→ Task input
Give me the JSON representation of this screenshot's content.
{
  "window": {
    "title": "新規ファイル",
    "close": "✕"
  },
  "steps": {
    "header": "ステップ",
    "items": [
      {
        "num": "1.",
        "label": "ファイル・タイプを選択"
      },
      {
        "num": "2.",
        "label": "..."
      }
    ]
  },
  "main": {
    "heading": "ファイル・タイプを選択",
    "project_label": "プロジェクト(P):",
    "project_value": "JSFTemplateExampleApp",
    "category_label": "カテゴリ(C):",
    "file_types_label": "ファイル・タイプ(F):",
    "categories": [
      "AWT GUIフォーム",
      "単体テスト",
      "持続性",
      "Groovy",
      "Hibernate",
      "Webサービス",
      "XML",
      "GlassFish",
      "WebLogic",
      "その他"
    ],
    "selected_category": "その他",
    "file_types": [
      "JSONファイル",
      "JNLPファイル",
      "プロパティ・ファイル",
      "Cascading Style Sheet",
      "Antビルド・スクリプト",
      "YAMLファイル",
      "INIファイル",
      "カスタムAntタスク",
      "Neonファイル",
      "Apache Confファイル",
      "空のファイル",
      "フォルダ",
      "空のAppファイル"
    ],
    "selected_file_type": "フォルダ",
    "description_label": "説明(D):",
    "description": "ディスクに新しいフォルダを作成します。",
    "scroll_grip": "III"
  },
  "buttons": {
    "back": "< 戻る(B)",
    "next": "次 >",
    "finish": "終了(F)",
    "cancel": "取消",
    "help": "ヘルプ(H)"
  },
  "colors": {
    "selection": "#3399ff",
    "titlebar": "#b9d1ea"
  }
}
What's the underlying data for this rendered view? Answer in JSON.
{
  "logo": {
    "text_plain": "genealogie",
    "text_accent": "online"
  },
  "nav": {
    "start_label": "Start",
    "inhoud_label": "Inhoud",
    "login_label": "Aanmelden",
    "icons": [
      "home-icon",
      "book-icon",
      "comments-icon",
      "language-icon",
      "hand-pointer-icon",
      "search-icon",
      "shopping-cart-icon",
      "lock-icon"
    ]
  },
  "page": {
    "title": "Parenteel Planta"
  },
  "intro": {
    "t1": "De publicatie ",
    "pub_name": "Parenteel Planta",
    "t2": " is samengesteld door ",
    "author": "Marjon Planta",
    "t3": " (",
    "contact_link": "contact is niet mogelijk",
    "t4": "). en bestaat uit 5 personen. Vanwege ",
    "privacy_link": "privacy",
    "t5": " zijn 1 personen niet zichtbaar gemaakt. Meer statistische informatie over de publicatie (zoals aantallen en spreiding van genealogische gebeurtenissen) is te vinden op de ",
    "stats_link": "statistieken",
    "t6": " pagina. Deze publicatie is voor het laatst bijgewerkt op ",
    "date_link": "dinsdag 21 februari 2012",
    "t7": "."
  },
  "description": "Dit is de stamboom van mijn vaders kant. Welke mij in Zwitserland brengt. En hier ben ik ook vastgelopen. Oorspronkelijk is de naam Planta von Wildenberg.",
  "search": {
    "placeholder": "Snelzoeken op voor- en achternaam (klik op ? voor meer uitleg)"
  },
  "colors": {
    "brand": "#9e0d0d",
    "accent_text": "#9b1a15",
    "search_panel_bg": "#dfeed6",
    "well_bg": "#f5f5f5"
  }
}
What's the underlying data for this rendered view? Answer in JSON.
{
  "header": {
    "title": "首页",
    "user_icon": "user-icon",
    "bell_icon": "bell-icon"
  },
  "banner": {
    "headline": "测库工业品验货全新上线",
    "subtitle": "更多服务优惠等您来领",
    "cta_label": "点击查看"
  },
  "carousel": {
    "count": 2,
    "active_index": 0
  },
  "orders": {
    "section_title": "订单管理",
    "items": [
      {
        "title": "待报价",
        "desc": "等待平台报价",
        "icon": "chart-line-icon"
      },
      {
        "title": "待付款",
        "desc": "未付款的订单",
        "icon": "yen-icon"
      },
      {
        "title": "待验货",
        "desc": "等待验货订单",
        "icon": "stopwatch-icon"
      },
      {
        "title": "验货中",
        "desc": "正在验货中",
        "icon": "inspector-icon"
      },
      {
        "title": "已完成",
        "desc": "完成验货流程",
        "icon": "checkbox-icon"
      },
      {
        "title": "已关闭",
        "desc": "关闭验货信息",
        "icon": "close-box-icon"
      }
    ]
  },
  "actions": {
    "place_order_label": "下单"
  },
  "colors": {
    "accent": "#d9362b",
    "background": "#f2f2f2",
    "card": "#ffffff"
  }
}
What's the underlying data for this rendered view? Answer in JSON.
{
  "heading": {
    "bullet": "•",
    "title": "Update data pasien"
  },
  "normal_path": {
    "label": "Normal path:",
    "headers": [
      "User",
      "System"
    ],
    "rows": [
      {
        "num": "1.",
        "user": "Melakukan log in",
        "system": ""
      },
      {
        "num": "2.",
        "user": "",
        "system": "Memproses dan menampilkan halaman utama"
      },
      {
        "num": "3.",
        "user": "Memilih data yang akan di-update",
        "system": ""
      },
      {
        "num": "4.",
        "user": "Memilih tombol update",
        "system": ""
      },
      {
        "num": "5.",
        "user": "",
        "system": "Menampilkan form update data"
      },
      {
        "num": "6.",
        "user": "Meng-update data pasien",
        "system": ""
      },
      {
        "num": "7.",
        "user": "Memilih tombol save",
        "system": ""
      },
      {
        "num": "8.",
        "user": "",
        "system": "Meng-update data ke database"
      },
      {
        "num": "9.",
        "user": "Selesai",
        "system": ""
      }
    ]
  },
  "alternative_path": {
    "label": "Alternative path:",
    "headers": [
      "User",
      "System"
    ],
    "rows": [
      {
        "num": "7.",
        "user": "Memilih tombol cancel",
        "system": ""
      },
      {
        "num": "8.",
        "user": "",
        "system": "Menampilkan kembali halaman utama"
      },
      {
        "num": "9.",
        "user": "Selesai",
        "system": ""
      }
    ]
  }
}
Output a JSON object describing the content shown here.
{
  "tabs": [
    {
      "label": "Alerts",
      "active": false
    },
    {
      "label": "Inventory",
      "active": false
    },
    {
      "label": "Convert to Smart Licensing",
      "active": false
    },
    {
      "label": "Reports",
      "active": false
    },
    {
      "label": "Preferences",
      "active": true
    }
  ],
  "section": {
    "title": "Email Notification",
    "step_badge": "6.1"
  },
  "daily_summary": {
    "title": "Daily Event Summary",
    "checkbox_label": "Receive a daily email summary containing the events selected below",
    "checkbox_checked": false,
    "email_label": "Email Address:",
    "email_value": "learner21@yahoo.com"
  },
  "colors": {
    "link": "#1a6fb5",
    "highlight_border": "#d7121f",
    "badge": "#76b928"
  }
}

→ What is needed
In the records above, find each line that holds the word "utama"; copy all such lines.

→ Result for this task
        "system": "Memproses dan menampilkan halaman utama"
        "system": "Menampilkan kembali halaman utama"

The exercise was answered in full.